Work instructions:
Repeat the listing in full. Nothing may be added or left out.

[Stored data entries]
[start]
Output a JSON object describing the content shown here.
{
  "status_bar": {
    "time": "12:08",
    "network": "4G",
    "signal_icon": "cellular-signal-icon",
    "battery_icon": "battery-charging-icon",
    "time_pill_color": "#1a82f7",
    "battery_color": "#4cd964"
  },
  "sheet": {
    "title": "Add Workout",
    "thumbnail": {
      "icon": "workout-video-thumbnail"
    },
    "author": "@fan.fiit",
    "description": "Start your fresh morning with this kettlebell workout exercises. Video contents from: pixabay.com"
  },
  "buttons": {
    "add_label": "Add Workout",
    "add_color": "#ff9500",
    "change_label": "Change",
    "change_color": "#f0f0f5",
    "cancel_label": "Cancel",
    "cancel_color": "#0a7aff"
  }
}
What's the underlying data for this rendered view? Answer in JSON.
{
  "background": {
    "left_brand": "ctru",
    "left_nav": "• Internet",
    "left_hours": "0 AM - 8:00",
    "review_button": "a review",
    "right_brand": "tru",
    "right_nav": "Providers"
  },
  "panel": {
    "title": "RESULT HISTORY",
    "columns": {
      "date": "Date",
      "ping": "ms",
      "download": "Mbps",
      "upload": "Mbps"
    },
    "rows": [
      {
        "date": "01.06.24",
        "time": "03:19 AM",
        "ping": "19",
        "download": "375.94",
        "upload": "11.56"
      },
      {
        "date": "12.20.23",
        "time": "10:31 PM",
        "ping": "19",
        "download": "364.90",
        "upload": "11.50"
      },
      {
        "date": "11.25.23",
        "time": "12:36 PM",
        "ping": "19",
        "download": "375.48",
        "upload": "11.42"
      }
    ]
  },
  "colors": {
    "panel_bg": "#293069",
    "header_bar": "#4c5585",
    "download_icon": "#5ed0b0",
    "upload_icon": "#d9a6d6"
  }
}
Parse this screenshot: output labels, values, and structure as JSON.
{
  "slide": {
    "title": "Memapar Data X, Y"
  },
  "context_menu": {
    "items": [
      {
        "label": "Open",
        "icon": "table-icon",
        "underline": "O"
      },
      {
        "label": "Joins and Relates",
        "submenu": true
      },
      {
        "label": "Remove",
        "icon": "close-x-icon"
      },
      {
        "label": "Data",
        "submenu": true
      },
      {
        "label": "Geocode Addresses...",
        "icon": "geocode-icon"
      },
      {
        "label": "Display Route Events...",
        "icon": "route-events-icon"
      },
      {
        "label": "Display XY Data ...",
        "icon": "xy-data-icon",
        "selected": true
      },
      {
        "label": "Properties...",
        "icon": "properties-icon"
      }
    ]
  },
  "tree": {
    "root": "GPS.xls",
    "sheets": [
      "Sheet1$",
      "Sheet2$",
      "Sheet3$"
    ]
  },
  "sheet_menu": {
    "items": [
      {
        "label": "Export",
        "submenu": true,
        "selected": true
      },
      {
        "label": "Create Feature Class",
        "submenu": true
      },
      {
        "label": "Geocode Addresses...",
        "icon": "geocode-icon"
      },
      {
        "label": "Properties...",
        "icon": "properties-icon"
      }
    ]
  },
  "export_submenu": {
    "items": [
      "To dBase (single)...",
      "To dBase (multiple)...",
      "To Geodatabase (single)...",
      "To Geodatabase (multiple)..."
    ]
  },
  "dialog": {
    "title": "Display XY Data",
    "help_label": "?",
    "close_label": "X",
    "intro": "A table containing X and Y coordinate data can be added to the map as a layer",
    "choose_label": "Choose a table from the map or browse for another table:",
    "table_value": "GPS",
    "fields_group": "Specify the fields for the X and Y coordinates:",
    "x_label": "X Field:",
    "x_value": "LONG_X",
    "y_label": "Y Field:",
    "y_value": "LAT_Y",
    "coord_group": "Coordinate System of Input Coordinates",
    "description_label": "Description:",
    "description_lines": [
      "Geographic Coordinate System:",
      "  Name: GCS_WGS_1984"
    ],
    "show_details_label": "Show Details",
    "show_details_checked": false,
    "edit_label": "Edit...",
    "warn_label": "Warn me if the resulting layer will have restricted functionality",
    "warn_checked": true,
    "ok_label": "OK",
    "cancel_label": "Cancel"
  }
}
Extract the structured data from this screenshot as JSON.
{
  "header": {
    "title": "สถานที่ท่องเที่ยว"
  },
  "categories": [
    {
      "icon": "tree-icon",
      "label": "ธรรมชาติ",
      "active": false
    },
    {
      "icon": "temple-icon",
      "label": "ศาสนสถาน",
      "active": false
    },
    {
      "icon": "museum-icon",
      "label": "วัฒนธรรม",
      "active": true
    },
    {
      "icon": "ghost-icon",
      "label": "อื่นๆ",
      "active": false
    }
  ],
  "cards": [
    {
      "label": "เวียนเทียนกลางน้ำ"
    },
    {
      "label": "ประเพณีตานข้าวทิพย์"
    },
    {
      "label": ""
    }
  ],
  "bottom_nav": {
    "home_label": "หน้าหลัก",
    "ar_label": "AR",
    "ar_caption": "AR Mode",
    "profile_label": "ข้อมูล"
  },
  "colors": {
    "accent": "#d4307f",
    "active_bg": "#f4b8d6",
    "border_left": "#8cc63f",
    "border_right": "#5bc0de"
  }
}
[end]
Task output:
Output a JSON object describing the content shown here.
{
  "status_bar": {
    "time": "12:08",
    "network": "4G",
    "signal_icon": "cellular-signal-icon",
    "battery_icon": "battery-charging-icon",
    "time_pill_color": "#1a82f7",
    "battery_color": "#4cd964"
  },
  "sheet": {
    "title": "Add Workout",
    "thumbnail": {
      "icon": "workout-video-thumbnail"
    },
    "author": "@fan.fiit",
    "description": "Start your fresh morning with this kettlebell workout exercises. Video contents from: pixabay.com"
  },
  "buttons": {
    "add_label": "Add Workout",
    "add_color": "#ff9500",
    "change_label": "Change",
    "change_color": "#f0f0f5",
    "cancel_label": "Cancel",
    "cancel_color": "#0a7aff"
  }
}
What's the underlying data for this rendered view? Answer in JSON.
{
  "background": {
    "left_brand": "ctru",
    "left_nav": "• Internet",
    "left_hours": "0 AM - 8:00",
    "review_button": "a review",
    "right_brand": "tru",
    "right_nav": "Providers"
  },
  "panel": {
    "title": "RESULT HISTORY",
    "columns": {
      "date": "Date",
      "ping": "ms",
      "download": "Mbps",
      "upload": "Mbps"
    },
    "rows": [
      {
        "date": "01.06.24",
        "time": "03:19 AM",
        "ping": "19",
        "download": "375.94",
        "upload": "11.56"
      },
      {
        "date": "12.20.23",
        "time": "10:31 PM",
        "ping": "19",
        "download": "364.90",
        "upload": "11.50"
      },
      {
        "date": "11.25.23",
        "time": "12:36 PM",
        "ping": "19",
        "download": "375.48",
        "upload": "11.42"
      }
    ]
  },
  "colors": {
    "panel_bg": "#293069",
    "header_bar": "#4c5585",
    "download_icon": "#5ed0b0",
    "upload_icon": "#d9a6d6"
  }
}
Parse this screenshot: output labels, values, and structure as JSON.
{
  "slide": {
    "title": "Memapar Data X, Y"
  },
  "context_menu": {
    "items": [
      {
        "label": "Open",
        "icon": "table-icon",
        "underline": "O"
      },
      {
        "label": "Joins and Relates",
        "submenu": true
      },
      {
        "label": "Remove",
        "icon": "close-x-icon"
      },
      {
        "label": "Data",
        "submenu": true
      },
      {
        "label": "Geocode Addresses...",
        "icon": "geocode-icon"
      },
      {
        "label": "Display Route Events...",
        "icon": "route-events-icon"
      },
      {
        "label": "Display XY Data ...",
        "icon": "xy-data-icon",
        "selected": true
      },
      {
        "label": "Properties...",
        "icon": "properties-icon"
      }
    ]
  },
  "tree": {
    "root": "GPS.xls",
    "sheets": [
      "Sheet1$",
      "Sheet2$",
      "Sheet3$"
    ]
  },
  "sheet_menu": {
    "items": [
      {
        "label": "Export",
        "submenu": true,
        "selected": true
      },
      {
        "label": "Create Feature Class",
        "submenu": true
      },
      {
        "label": "Geocode Addresses...",
        "icon": "geocode-icon"
      },
      {
        "label": "Properties...",
        "icon": "properties-icon"
      }
    ]
  },
  "export_submenu": {
    "items": [
      "To dBase (single)...",
      "To dBase (multiple)...",
      "To Geodatabase (single)...",
      "To Geodatabase (multiple)..."
    ]
  },
  "dialog": {
    "title": "Display XY Data",
    "help_label": "?",
    "close_label": "X",
    "intro": "A table containing X and Y coordinate data can be added to the map as a layer",
    "choose_label": "Choose a table from the map or browse for another table:",
    "table_value": "GPS",
    "fields_group": "Specify the fields for the X and Y coordinates:",
    "x_label": "X Field:",
    "x_value": "LONG_X",
    "y_label": "Y Field:",
    "y_value": "LAT_Y",
    "coord_group": "Coordinate System of Input Coordinates",
    "description_label": "Description:",
    "description_lines": [
      "Geographic Coordinate System:",
      "  Name: GCS_WGS_1984"
    ],
    "show_details_label": "Show Details",
    "show_details_checked": false,
    "edit_label": "Edit...",
    "warn_label": "Warn me if the resulting layer will have restricted functionality",
    "warn_checked": true,
    "ok_label": "OK",
    "cancel_label": "Cancel"
  }
}
Extract the structured data from this screenshot as JSON.
{
  "header": {
    "title": "สถานที่ท่องเที่ยว"
  },
  "categories": [
    {
      "icon": "tree-icon",
      "label": "ธรรมชาติ",
      "active": false
    },
    {
      "icon": "temple-icon",
      "label": "ศาสนสถาน",
      "active": false
    },
    {
      "icon": "museum-icon",
      "label": "วัฒนธรรม",
      "active": true
    },
    {
      "icon": "ghost-icon",
      "label": "อื่นๆ",
      "active": false
    }
  ],
  "cards": [
    {
      "label": "เวียนเทียนกลางน้ำ"
    },
    {
      "label": "ประเพณีตานข้าวทิพย์"
    },
    {
      "label": ""
    }
  ],
  "bottom_nav": {
    "home_label": "หน้าหลัก",
    "ar_label": "AR",
    "ar_caption": "AR Mode",
    "profile_label": "ข้อมูล"
  },
  "colors": {
    "accent": "#d4307f",
    "active_bg": "#f4b8d6",
    "border_left": "#8cc63f",
    "border_right": "#5bc0de"
  }
}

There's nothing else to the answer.